TO DO
Scan the material below for the string "OPTIFLEX", and copy every line where it shows up.

RECORDS FOR THIS EXERCISE
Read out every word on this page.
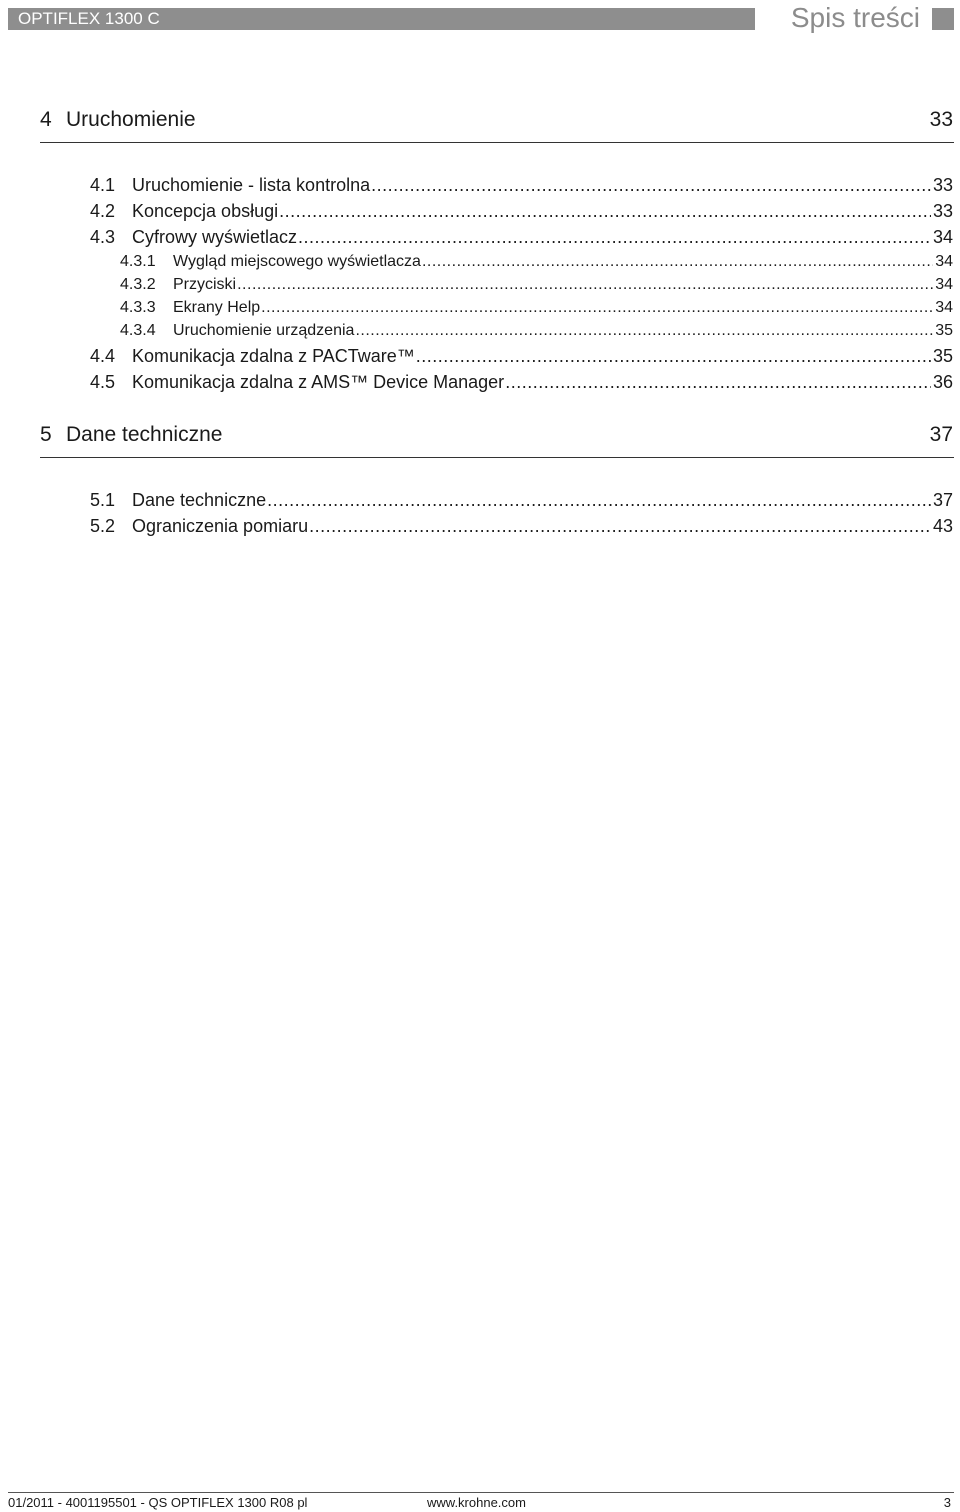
OPTIFLEX 1300 C	Spis treści
4 Uruchomienie	33
4.1 Uruchomienie - lista kontrolna .....	33
4.2 Koncepcja obsługi .....	33
4.3 Cyfrowy wyświetlacz .....	34
4.3.1	Wygląd miejscowego wyświetlacza .....	34
4.3.2	Przyciski .....	34
4.3.3	Ekrany Help .....	34
4.3.4	Uruchomienie urządzenia .....	35
4.4 Komunikacja zdalna z PACTware™ .....	35
4.5 Komunikacja zdalna z AMS™ Device Manager .....	36
5 Dane techniczne	37
5.1 Dane techniczne .....	37
5.2 Ograniczenia pomiaru .....	43
01/2011 - 4001195501 - QS OPTIFLEX 1300 R08 pl	www.krohne.com	3
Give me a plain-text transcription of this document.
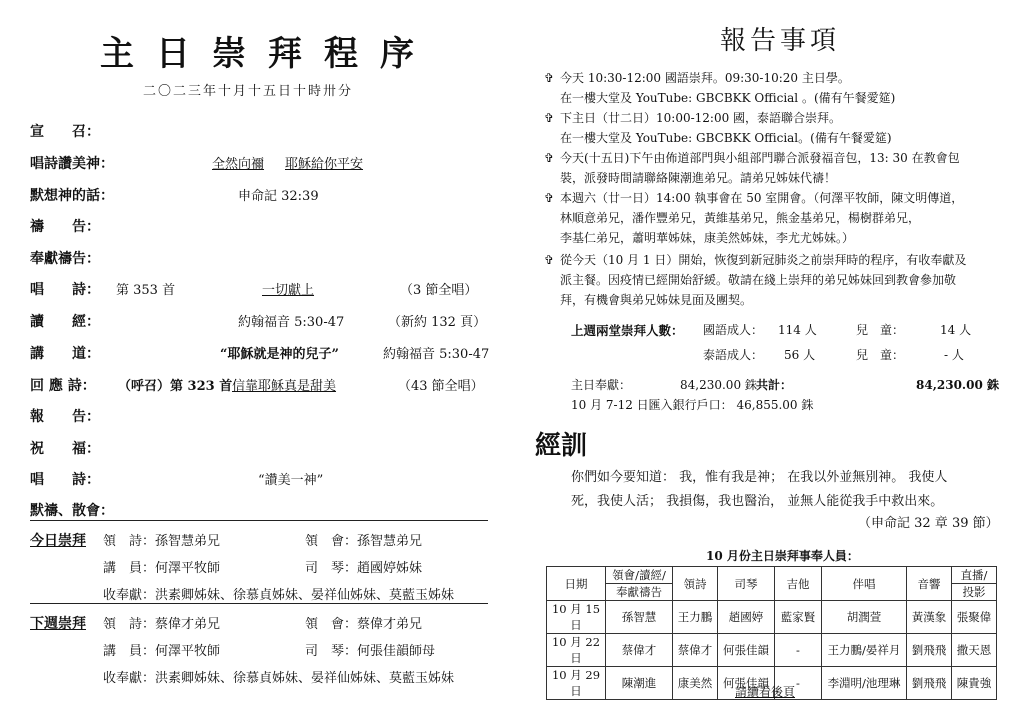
主日崇拜程序
二〇二三年十月十五日十時卅分
宣　　召：
唱詩讚美神：	全然向禰 耶穌給你平安
默想神的話：	申命記 32:39
禱　　告：
奉獻禱告：
唱　　詩： 第 353 首	一切獻上	（3 節全唱）
讀　　經：	約翰福音 5:30-47	（新約 132 頁）
講　　道：	“耶穌就是神的兒子”	約翰福音 5:30-47
回 應 詩： （呼召）第 323 首 信靠耶穌真是甜美	（43 節全唱）
報　　告：
祝　　福：
唱　　詩：	“讚美一神”
默禱、散會：
今日崇拜 領　詩：孫智慧弟兄	領　會：孫智慧弟兄
講　員：何澤平牧師	司　琴：趙國婷姊妹
收奉獻：洪素卿姊妹、徐慕貞姊妹、晏祥仙姊妹、莫藍玉姊妹
下週崇拜 領　詩：蔡偉才弟兄	領　會：蔡偉才弟兄
講　員：何澤平牧師	司　琴：何張佳韻師母
收奉獻：洪素卿姊妹、徐慕貞姊妹、晏祥仙姊妹、莫藍玉姊妹
報告事項
✞ 今天 10:30-12:00 國語崇拜。09:30-10:20 主日學。
在一樓大堂及 YouTube: GBCBKK Official 。(備有午餐愛筵)
✞ 下主日（廿二日）10:00-12:00 國，泰語聯合崇拜。
在一樓大堂及 YouTube: GBCBKK Official。(備有午餐愛筵)
✞ 今天(十五日)下午由佈道部門與小組部門聯合派發福音包，13: 30 在教會包
裝，派發時間請聯絡陳潮進弟兄。請弟兄姊妹代禱！
✞ 本週六（廿一日）14:00 執事會在 50 室開會。（何澤平牧師，陳文明傳道，
林順意弟兄，潘作豐弟兄，黃維基弟兄，熊金基弟兄，楊樹群弟兄，
李基仁弟兄，蕭明華姊妹，康美然姊妹，李尤尤姊妹。）
✞ 從今天（10 月 1 日）開始，恢復到新冠肺炎之前崇拜時的程序，有收奉獻及
派主餐。因疫情已經開始舒緩。敬請在綫上崇拜的弟兄姊妹回到教會參加敬
拜，有機會與弟兄姊妹見面及團契。
上週兩堂崇拜人數： 國語成人： 114 人	兒　童：	14 人
泰語成人： 56 人	兒　童：	- 人
主日奉獻：	84,230.00 銖 共計：	84,230.00 銖
10 月 7-12 日匯入銀行戶口： 46,855.00 銖
經訓
你們如今要知道： 我，惟有我是神； 在我以外並無別神。 我使人
死，我使人活； 我損傷，我也醫治， 並無人能從我手中救出來。
（申命記 32 章 39 節）
10 月份主日崇拜事奉人員：
日期	領會/讀經/	領詩	司琴	吉他	伴唱	音響	直播/
	奉獻禱告						投影
10 月 15 日	孫智慧	王力鵬	趙國婷	藍家賢	胡潤萱	黃漢象	張聚偉
10 月 22 日	蔡偉才	蔡偉才	何張佳韻	-	王力鵬/晏祥月	劉飛飛	撒天恩
10 月 29 日	陳潮進	康美然	何張佳韻	-	李淵明/池理琳	劉飛飛	陳貴強
請續看後頁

PROBLEM SOLUTION
OPTIFLEX 1300 C	Spis treści
01/2011 - 4001195501 - QS OPTIFLEX 1300 R08 pl	www.krohne.com	3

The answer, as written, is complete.